=== Data excerpts ===
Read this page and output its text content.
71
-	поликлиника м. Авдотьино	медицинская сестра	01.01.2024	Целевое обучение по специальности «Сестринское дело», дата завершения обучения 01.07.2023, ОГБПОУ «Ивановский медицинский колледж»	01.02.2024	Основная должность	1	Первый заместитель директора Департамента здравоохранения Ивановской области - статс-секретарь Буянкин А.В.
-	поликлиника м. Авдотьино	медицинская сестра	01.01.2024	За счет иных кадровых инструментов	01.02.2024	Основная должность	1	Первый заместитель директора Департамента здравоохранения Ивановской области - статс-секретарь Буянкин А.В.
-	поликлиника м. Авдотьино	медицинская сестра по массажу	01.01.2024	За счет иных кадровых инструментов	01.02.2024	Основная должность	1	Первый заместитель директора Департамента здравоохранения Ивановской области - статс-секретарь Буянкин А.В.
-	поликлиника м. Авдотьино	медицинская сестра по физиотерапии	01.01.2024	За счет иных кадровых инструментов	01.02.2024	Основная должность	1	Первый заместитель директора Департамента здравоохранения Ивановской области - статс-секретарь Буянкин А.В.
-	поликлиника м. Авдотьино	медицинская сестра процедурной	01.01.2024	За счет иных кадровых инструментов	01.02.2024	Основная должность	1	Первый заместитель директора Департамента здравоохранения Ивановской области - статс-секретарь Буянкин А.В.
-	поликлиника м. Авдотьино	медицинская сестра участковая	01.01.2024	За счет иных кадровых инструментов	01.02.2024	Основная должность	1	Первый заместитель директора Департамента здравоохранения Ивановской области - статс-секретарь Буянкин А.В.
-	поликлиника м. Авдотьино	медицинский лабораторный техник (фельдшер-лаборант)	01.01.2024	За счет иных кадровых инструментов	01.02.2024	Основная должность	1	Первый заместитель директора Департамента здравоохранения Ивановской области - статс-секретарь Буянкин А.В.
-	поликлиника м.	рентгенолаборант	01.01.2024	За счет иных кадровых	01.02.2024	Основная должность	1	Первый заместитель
===
**Task statement:** State how many lines in the records above contain the word "медицинский", and give only that number.

**Answer for this exercise:** 2